▸ **AIM OF THE EXERCISE**: Skip the images. Copy the records exactly as written.

Start of DATA EXCERPTS

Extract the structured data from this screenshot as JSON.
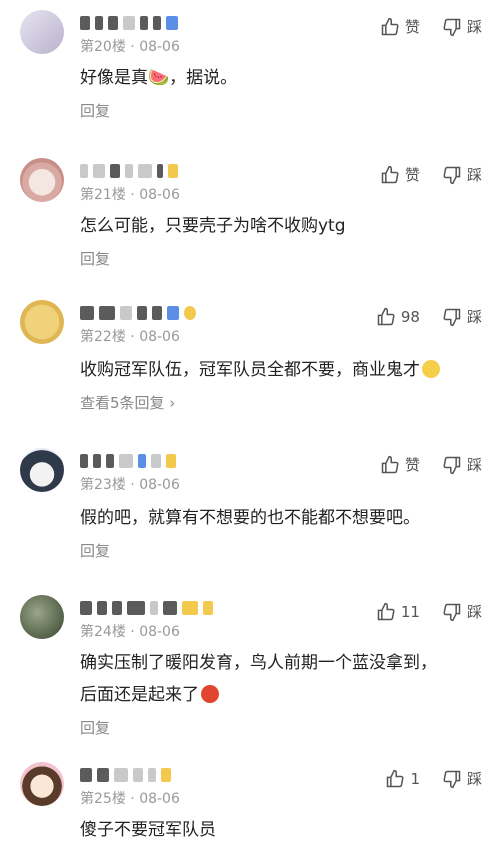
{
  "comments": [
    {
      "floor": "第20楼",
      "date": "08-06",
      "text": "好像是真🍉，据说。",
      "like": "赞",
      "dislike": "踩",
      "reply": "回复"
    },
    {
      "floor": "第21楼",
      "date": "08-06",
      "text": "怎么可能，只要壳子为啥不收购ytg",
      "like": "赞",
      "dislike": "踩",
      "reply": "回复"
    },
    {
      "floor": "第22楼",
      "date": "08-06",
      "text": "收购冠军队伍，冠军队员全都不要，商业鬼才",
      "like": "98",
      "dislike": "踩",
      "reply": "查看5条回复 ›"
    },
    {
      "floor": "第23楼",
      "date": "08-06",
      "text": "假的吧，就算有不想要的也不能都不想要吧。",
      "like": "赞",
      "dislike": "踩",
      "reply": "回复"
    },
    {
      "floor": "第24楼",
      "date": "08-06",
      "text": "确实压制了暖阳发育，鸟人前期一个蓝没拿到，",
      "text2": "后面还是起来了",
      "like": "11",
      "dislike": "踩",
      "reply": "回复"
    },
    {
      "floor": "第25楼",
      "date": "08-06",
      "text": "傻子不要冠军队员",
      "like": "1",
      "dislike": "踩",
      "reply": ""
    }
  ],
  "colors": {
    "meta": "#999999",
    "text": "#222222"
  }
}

End of DATA EXCERPTS

▸ **ANSWER FOR THE TASK**:
Extract the structured data from this screenshot as JSON.
{
  "comments": [
    {
      "floor": "第20楼",
      "date": "08-06",
      "text": "好像是真🍉，据说。",
      "like": "赞",
      "dislike": "踩",
      "reply": "回复"
    },
    {
      "floor": "第21楼",
      "date": "08-06",
      "text": "怎么可能，只要壳子为啥不收购ytg",
      "like": "赞",
      "dislike": "踩",
      "reply": "回复"
    },
    {
      "floor": "第22楼",
      "date": "08-06",
      "text": "收购冠军队伍，冠军队员全都不要，商业鬼才",
      "like": "98",
      "dislike": "踩",
      "reply": "查看5条回复 ›"
    },
    {
      "floor": "第23楼",
      "date": "08-06",
      "text": "假的吧，就算有不想要的也不能都不想要吧。",
      "like": "赞",
      "dislike": "踩",
      "reply": "回复"
    },
    {
      "floor": "第24楼",
      "date": "08-06",
      "text": "确实压制了暖阳发育，鸟人前期一个蓝没拿到，",
      "text2": "后面还是起来了",
      "like": "11",
      "dislike": "踩",
      "reply": "回复"
    },
    {
      "floor": "第25楼",
      "date": "08-06",
      "text": "傻子不要冠军队员",
      "like": "1",
      "dislike": "踩",
      "reply": ""
    }
  ],
  "colors": {
    "meta": "#999999",
    "text": "#222222"
  }
}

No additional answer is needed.